Sarah Holstein, MD, PhD

Question

How is the treatment of multiple myeloma changing, particularly as newer agents receive approval or expanded indications (eg, daratumumab granted Priority Review for the first line, denosumab approved to prevent skeletal-related events [SREs])?

Answer

The treatment landscape is changing quickly. While the ALCYONE trial was important, as it was the first phase 3 study to incorporate daratumumab into induction therapy, it is not practice-changing in the US because VMP [bortezomib, melphalan, and prednisone] is rarely used as a regimen.

Having said that, I do believe it is likely that over the next several years as trials evaluating the addition of daratumumab to more commonly used regimens such as RVd [lenalidomide, bortezomib, and dexamethasone], KRd [carfilzomib, lenalidomide, and dexamethasone], and Rd [lenalidomide and dexamethasone] read-out, that the standard of care for both transplant-eligible and transplant-ineligible patients will include daratumumab as part of the induction regimen.

Denosumab provides an important addition to the bone-modifying armamentarium, particularly for patients with renal insufficiency. It appears to be associated with the same risk of osteonecrosis of the jaw as zoledronic acid, and it remains to be determined whether denosumab confers a similar potential survival benefit as has been observed with zoledronic acid.v

Question

How has maintenance therapy changed, and what is its role now for patients with multiple myeloma?

Provided material:
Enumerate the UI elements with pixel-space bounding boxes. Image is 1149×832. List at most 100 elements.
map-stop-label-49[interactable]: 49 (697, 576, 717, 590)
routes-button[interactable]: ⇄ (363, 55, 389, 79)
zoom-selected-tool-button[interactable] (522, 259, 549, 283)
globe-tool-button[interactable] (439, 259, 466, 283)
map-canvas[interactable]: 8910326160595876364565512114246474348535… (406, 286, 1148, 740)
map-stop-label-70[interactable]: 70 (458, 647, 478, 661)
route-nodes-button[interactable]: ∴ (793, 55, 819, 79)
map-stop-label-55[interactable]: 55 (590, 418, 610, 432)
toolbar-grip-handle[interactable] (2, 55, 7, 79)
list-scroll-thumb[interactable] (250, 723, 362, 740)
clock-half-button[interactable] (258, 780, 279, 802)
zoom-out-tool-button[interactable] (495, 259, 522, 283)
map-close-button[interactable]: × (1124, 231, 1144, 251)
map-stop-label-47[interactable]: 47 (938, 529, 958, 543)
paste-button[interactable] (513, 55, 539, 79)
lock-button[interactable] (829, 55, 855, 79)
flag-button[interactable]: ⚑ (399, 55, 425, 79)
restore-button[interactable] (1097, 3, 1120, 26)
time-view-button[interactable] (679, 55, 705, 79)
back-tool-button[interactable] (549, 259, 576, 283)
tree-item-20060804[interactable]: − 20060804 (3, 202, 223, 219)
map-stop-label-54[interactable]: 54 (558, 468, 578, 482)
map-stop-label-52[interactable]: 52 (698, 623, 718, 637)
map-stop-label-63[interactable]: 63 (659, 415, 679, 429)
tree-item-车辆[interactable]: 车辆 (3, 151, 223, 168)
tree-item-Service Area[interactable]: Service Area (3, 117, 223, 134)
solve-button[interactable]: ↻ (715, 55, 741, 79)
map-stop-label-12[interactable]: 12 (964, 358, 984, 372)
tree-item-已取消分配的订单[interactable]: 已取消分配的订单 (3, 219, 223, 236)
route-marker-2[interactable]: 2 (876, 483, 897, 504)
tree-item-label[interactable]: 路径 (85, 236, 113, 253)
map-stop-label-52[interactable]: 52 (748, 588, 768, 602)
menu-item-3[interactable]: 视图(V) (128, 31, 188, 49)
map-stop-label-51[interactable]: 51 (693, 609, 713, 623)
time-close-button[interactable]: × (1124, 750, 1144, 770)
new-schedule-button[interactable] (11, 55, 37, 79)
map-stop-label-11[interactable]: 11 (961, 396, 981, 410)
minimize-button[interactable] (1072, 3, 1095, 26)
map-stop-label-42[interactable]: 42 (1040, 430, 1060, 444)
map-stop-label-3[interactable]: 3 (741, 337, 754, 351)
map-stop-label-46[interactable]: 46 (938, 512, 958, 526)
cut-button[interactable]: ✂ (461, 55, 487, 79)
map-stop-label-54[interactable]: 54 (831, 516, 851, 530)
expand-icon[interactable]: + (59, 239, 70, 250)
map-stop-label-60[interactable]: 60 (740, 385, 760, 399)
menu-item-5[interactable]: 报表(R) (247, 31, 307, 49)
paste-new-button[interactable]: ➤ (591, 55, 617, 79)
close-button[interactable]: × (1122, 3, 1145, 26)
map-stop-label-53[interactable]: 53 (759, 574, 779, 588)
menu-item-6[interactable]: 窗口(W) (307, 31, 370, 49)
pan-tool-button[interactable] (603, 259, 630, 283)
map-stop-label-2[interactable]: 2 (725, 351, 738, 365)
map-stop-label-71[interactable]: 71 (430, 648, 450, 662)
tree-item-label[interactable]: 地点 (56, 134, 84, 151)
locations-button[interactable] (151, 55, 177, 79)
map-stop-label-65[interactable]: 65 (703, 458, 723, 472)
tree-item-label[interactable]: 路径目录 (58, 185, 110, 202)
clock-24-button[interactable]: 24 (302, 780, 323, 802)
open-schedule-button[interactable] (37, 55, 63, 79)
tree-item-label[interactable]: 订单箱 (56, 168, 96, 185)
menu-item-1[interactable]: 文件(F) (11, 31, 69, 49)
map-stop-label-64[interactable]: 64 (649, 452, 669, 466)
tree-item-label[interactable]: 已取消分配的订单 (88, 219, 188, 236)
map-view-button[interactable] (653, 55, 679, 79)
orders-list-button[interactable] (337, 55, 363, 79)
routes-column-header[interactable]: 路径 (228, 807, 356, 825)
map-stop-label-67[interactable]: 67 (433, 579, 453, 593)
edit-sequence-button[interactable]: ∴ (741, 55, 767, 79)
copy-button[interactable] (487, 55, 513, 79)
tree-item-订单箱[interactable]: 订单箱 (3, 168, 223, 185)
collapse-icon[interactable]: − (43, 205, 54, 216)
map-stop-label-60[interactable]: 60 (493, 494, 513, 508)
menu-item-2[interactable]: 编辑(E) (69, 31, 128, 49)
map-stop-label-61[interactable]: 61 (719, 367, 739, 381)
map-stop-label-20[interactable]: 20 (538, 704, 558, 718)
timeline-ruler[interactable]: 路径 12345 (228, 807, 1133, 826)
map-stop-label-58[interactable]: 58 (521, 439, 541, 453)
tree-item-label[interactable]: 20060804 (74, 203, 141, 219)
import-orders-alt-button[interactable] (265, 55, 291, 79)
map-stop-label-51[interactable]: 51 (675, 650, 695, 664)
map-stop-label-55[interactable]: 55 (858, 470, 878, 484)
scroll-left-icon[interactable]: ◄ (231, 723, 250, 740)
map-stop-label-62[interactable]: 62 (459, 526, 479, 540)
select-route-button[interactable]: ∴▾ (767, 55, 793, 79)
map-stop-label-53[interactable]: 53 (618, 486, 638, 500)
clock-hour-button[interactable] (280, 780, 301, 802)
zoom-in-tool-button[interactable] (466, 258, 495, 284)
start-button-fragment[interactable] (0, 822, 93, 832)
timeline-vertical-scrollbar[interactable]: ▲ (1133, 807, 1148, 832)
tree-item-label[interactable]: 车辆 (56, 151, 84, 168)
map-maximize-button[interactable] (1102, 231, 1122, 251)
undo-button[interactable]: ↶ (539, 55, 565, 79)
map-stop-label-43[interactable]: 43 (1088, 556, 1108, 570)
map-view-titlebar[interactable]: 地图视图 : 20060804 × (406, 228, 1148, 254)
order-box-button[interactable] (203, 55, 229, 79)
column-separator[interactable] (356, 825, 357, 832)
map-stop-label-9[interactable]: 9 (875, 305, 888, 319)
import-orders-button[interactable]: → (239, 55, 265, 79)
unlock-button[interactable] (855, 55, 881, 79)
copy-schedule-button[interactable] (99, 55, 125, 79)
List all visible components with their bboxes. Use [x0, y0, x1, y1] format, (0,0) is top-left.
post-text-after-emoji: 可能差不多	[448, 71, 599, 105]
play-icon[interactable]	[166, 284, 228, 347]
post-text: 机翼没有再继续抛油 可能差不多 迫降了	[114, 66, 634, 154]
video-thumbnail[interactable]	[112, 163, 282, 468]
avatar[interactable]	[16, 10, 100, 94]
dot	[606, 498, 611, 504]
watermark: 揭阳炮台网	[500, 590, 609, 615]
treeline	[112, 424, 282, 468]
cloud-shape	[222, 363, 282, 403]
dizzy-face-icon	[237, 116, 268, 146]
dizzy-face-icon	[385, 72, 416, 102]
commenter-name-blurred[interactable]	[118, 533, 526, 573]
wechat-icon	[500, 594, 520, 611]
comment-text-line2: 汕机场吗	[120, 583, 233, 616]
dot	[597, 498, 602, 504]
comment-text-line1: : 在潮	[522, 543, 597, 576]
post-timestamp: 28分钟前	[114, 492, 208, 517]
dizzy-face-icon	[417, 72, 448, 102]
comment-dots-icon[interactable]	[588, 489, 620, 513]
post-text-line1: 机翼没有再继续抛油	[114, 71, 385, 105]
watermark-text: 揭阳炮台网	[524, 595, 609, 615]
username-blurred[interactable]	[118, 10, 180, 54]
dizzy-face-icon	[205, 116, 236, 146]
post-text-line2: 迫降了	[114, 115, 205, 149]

Problem set:
A) Translate this sentence from the myeloma text into French: "Denosumab provides an important addition to the bone-modifying armamentarium, particularly for patients with renal insufficiency."
B) Reproduce the part of the myeloma text that opens with the words "How is the treatment" and closes with "skeletal-related events [SREs])?".

Answers to the tasks:
A) Le dénosumab constitue un ajout important à l'arsenal des traitements modificateurs de l'os, en particulier pour les patients atteints d'insuffisance rénale.

B)
How is the treatment of multiple myeloma changing, particularly as newer agents receive approval or expanded indications (eg, daratumumab granted Priority Review for the first line, denosumab approved to prevent skeletal-related events [SREs])?